[START MATERIAL FOR THIS TASK]

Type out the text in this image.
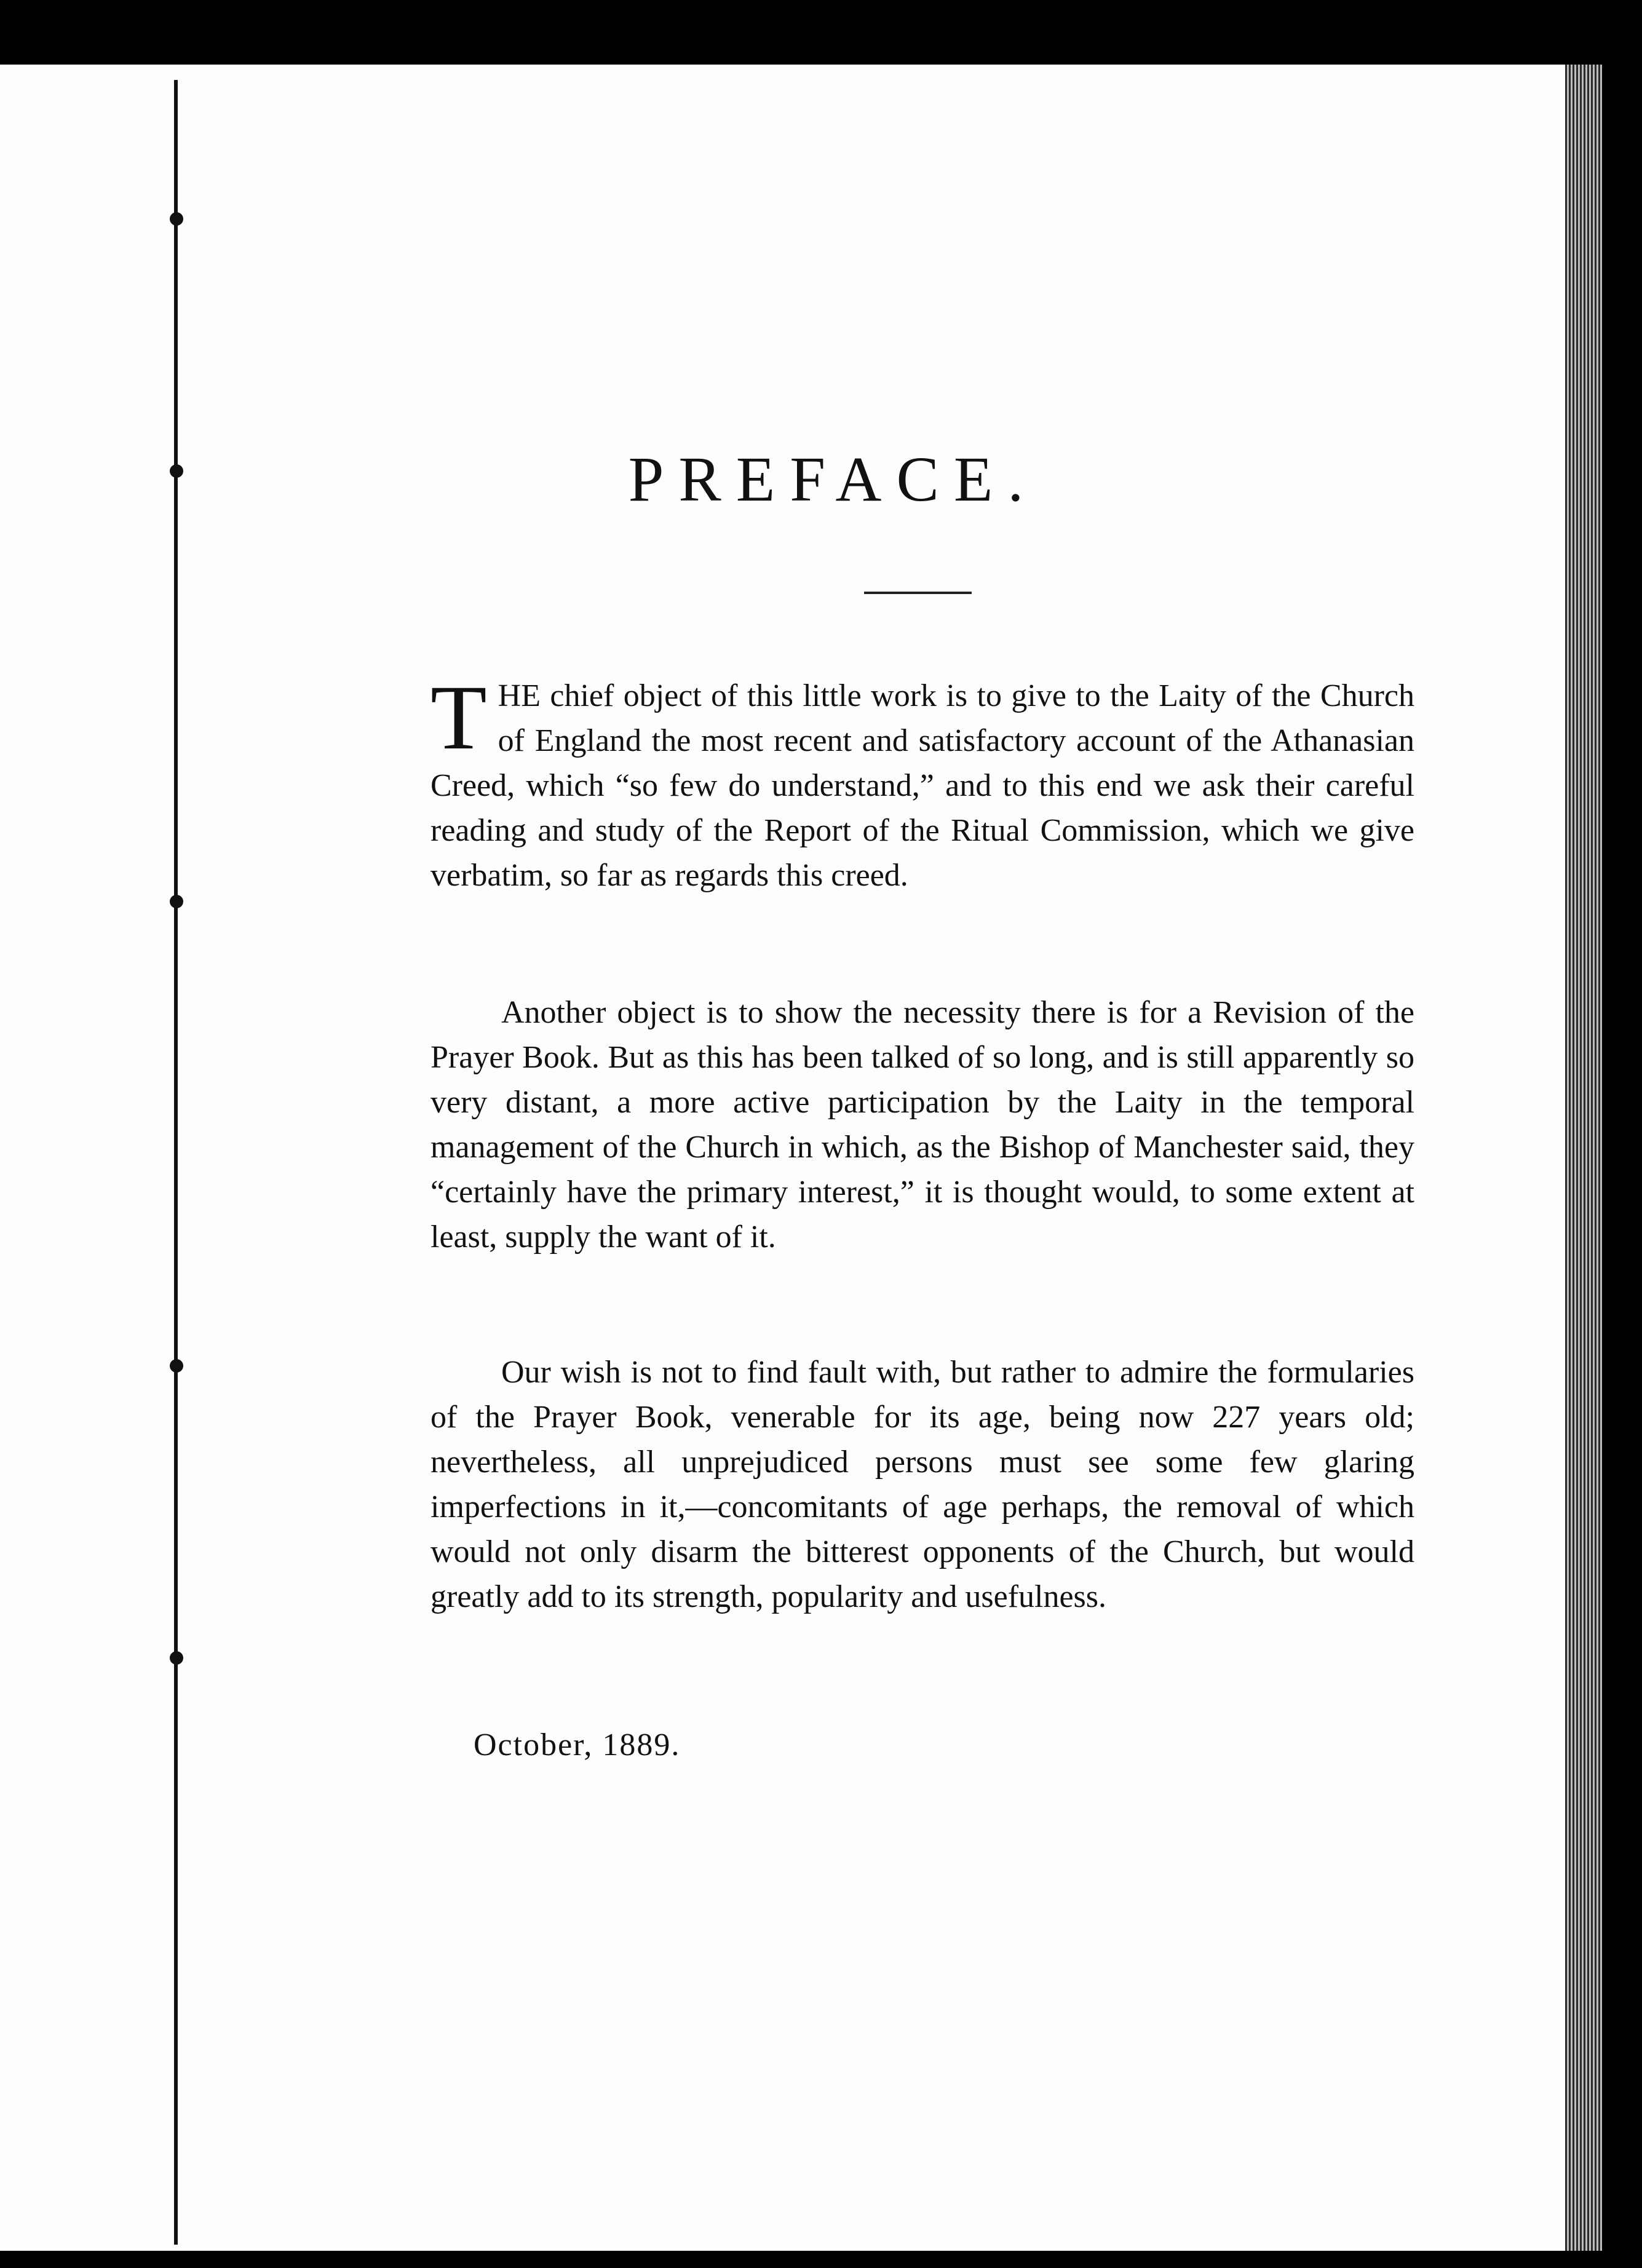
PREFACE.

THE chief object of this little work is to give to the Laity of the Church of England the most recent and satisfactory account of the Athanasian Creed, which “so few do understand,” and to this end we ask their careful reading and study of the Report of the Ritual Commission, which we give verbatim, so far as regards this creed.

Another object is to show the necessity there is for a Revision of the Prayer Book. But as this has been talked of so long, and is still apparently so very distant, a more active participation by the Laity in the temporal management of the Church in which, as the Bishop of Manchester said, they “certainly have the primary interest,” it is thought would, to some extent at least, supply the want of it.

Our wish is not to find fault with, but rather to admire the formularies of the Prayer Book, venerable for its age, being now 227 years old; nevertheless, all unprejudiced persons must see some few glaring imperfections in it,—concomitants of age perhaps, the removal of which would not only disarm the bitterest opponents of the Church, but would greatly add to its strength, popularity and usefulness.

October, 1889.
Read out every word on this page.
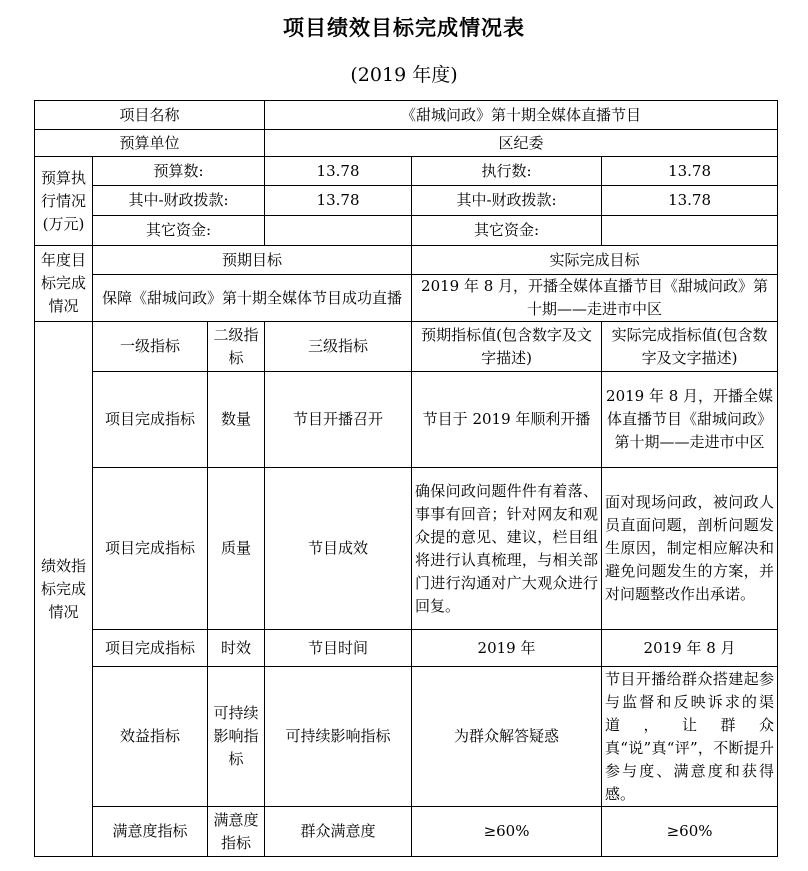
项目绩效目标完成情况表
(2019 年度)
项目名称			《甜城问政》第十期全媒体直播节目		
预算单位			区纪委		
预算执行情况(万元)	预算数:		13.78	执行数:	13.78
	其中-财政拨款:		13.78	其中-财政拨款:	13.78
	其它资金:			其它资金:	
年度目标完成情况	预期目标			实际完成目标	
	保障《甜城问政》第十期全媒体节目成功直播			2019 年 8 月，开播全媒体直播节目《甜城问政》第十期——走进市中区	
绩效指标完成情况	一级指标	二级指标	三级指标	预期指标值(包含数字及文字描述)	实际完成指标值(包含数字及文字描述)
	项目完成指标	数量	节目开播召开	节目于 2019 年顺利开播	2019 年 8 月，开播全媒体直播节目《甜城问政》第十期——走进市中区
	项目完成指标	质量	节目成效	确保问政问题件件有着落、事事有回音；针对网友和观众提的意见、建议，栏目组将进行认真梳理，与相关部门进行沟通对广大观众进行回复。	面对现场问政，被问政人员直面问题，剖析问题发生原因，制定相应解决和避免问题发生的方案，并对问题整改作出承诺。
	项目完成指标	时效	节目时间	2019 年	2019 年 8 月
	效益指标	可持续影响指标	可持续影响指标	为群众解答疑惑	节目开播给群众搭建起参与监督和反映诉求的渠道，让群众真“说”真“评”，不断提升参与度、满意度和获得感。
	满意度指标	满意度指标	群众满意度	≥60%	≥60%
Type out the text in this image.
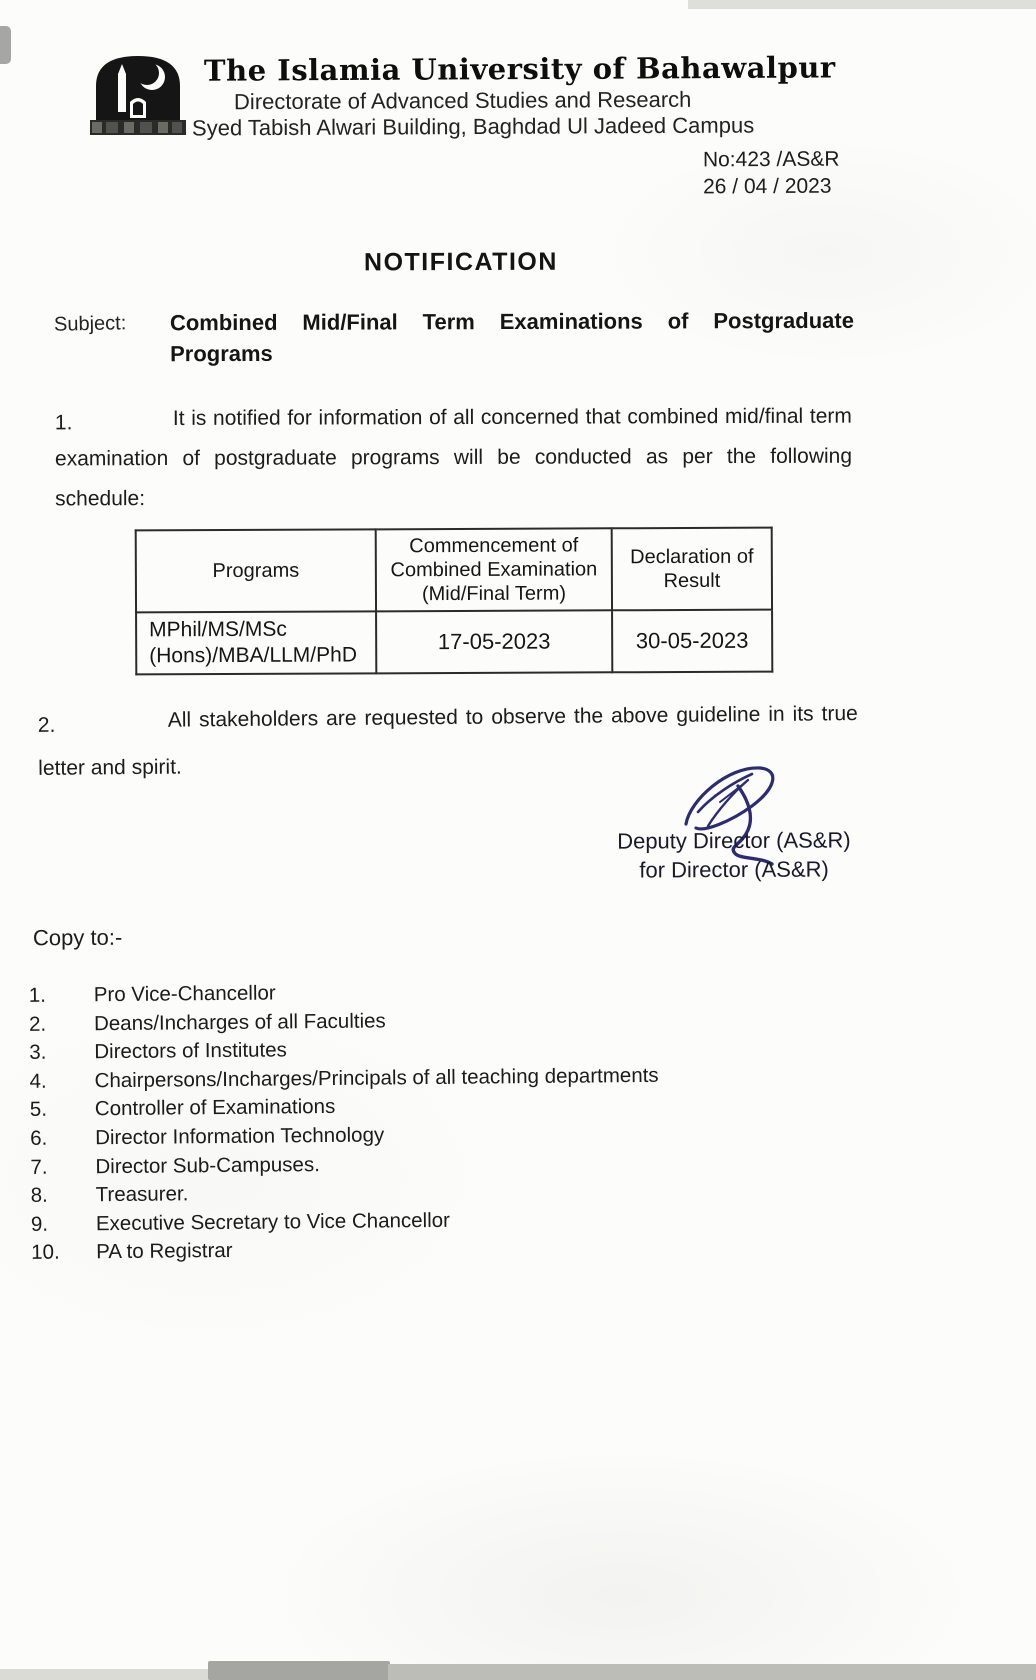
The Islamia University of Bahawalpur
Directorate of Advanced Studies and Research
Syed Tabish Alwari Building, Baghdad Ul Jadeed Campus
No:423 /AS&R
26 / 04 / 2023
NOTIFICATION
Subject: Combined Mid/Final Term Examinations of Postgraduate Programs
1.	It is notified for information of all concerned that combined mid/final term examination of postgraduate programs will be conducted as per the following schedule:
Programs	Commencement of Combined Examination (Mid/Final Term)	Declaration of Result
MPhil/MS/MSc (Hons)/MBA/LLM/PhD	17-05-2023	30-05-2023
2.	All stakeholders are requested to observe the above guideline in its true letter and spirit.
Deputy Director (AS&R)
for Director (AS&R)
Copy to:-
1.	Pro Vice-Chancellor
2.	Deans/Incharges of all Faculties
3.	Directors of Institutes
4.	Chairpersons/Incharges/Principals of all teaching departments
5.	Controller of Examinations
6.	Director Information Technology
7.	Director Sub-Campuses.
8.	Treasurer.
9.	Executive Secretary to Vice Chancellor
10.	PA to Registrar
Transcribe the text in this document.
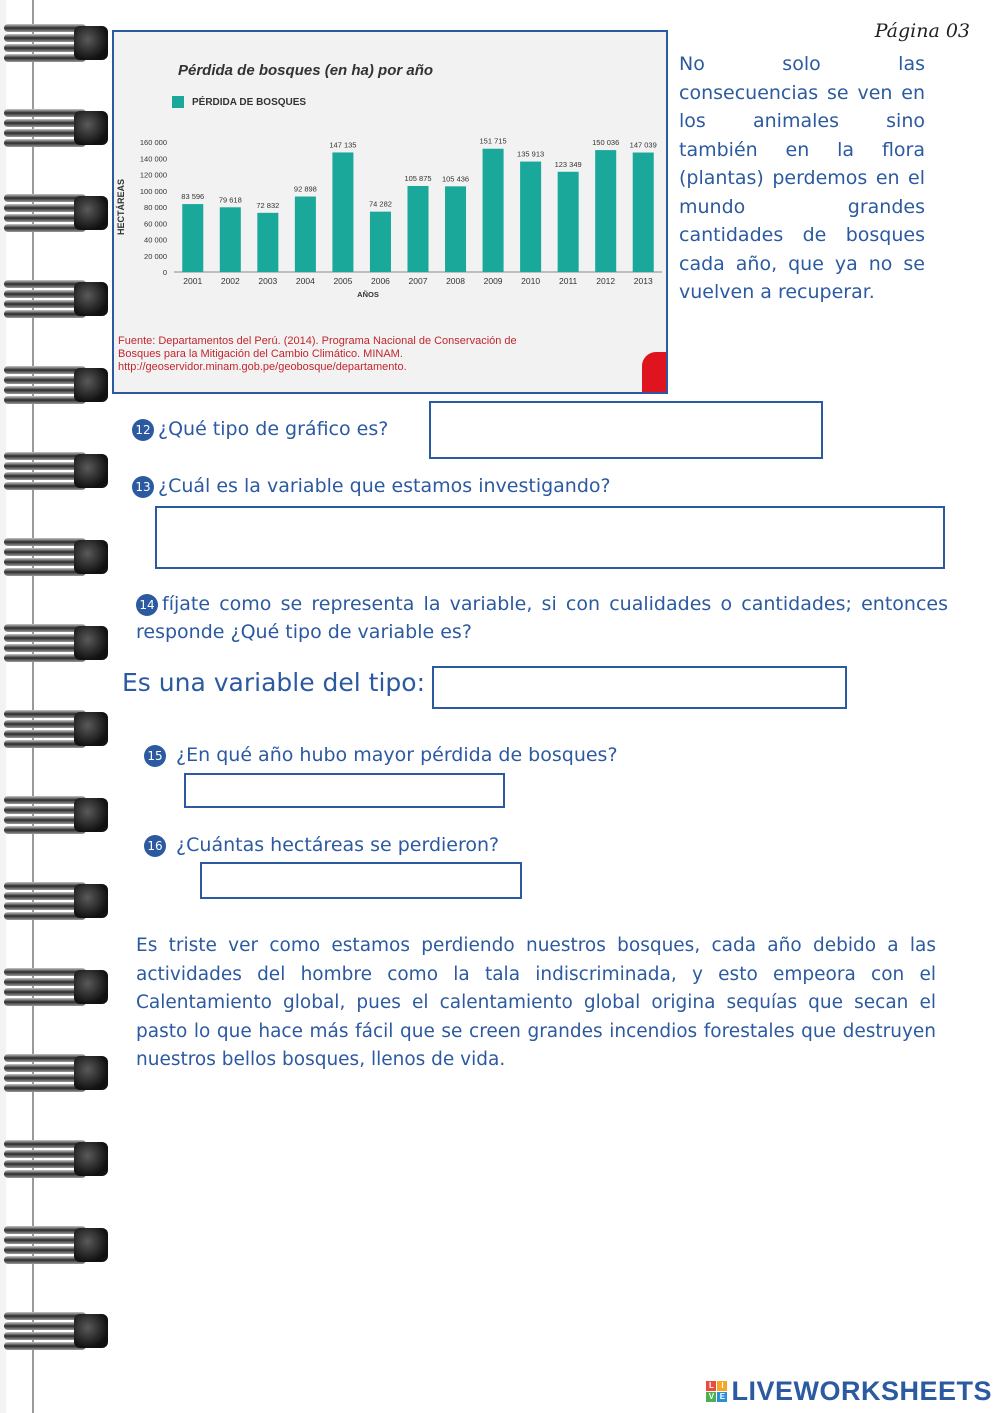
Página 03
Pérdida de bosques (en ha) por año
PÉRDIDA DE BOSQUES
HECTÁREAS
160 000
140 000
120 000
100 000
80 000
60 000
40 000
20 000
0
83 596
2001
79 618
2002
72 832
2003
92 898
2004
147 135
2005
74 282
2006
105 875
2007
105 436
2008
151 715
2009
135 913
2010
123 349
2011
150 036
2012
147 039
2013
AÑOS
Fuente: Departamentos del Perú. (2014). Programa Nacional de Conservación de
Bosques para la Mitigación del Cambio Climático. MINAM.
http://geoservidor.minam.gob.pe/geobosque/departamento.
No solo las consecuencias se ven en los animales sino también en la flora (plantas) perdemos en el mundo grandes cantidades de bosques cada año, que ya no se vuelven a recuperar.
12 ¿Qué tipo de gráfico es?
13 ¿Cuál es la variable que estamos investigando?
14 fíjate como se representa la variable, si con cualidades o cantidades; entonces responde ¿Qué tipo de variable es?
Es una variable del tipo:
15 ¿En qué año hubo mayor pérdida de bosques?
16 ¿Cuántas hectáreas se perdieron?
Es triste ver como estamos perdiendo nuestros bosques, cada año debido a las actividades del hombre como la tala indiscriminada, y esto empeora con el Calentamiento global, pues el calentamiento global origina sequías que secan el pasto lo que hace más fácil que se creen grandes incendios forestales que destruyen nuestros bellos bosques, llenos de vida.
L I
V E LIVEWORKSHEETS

[END MATERIAL FOR THIS TASK]

Return all of the entries exactly as written, but drop any pictures they hold.

Type out the text in this image.
PREFACE.

THE chief object of this little work is to give to the Laity of the Church of England the most recent and satisfactory account of the Athanasian Creed, which “so few do understand,” and to this end we ask their careful reading and study of the Report of the Ritual Commission, which we give verbatim, so far as regards this creed.

Another object is to show the necessity there is for a Revision of the Prayer Book. But as this has been talked of so long, and is still apparently so very distant, a more active participation by the Laity in the temporal management of the Church in which, as the Bishop of Manchester said, they “certainly have the primary interest,” it is thought would, to some extent at least, supply the want of it.

Our wish is not to find fault with, but rather to admire the formularies of the Prayer Book, venerable for its age, being now 227 years old; nevertheless, all unprejudiced persons must see some few glaring imperfections in it,—concomitants of age perhaps, the removal of which would not only disarm the bitterest opponents of the Church, but would greatly add to its strength, popularity and usefulness.

October, 1889.
Read out every word on this page.
项目绩效目标完成情况表
(2019 年度)
项目名称			《甜城问政》第十期全媒体直播节目		
预算单位			区纪委		
预算执行情况(万元)	预算数:		13.78	执行数:	13.78
	其中-财政拨款:		13.78	其中-财政拨款:	13.78
	其它资金:			其它资金:	
年度目标完成情况	预期目标			实际完成目标	
	保障《甜城问政》第十期全媒体节目成功直播			2019 年 8 月，开播全媒体直播节目《甜城问政》第十期——走进市中区	
绩效指标完成情况	一级指标	二级指标	三级指标	预期指标值(包含数字及文字描述)	实际完成指标值(包含数字及文字描述)
	项目完成指标	数量	节目开播召开	节目于 2019 年顺利开播	2019 年 8 月，开播全媒体直播节目《甜城问政》第十期——走进市中区
	项目完成指标	质量	节目成效	确保问政问题件件有着落、事事有回音；针对网友和观众提的意见、建议，栏目组将进行认真梳理，与相关部门进行沟通对广大观众进行回复。	面对现场问政，被问政人员直面问题，剖析问题发生原因，制定相应解决和避免问题发生的方案，并对问题整改作出承诺。
	项目完成指标	时效	节目时间	2019 年	2019 年 8 月
	效益指标	可持续影响指标	可持续影响指标	为群众解答疑惑	节目开播给群众搭建起参与监督和反映诉求的渠道，让群众真“说”真“评”，不断提升参与度、满意度和获得感。
	满意度指标	满意度指标	群众满意度	≥60%	≥60%
Type out the text in this image.
The Islamia University of Bahawalpur
Directorate of Advanced Studies and Research
Syed Tabish Alwari Building, Baghdad Ul Jadeed Campus
No:423 /AS&R
26 / 04 / 2023
NOTIFICATION
Subject: Combined Mid/Final Term Examinations of Postgraduate Programs
1.	It is notified for information of all concerned that combined mid/final term examination of postgraduate programs will be conducted as per the following schedule:
Programs	Commencement of Combined Examination (Mid/Final Term)	Declaration of Result
MPhil/MS/MSc (Hons)/MBA/LLM/PhD	17-05-2023	30-05-2023
2.	All stakeholders are requested to observe the above guideline in its true letter and spirit.
Deputy Director (AS&R)
for Director (AS&R)
Copy to:-
1.	Pro Vice-Chancellor
2.	Deans/Incharges of all Faculties
3.	Directors of Institutes
4.	Chairpersons/Incharges/Principals of all teaching departments
5.	Controller of Examinations
6.	Director Information Technology
7.	Director Sub-Campuses.
8.	Treasurer.
9.	Executive Secretary to Vice Chancellor
10.	PA to Registrar
Transcribe the text in this document.
Página 03
Pérdida de bosques (en ha) por año
PÉRDIDA DE BOSQUES
HECTÁREAS
160 000
140 000
120 000
100 000
80 000
60 000
40 000
20 000
0
83 596
2001
79 618
2002
72 832
2003
92 898
2004
147 135
2005
74 282
2006
105 875
2007
105 436
2008
151 715
2009
135 913
2010
123 349
2011
150 036
2012
147 039
2013
AÑOS
Fuente: Departamentos del Perú. (2014). Programa Nacional de Conservación de
Bosques para la Mitigación del Cambio Climático. MINAM.
http://geoservidor.minam.gob.pe/geobosque/departamento.
No solo las consecuencias se ven en los animales sino también en la flora (plantas) perdemos en el mundo grandes cantidades de bosques cada año, que ya no se vuelven a recuperar.
12 ¿Qué tipo de gráfico es?
13 ¿Cuál es la variable que estamos investigando?
14 fíjate como se representa la variable, si con cualidades o cantidades; entonces responde ¿Qué tipo de variable es?
Es una variable del tipo:
15 ¿En qué año hubo mayor pérdida de bosques?
16 ¿Cuántas hectáreas se perdieron?
Es triste ver como estamos perdiendo nuestros bosques, cada año debido a las actividades del hombre como la tala indiscriminada, y esto empeora con el Calentamiento global, pues el calentamiento global origina sequías que secan el pasto lo que hace más fácil que se creen grandes incendios forestales que destruyen nuestros bellos bosques, llenos de vida.
L I
V E LIVEWORKSHEETS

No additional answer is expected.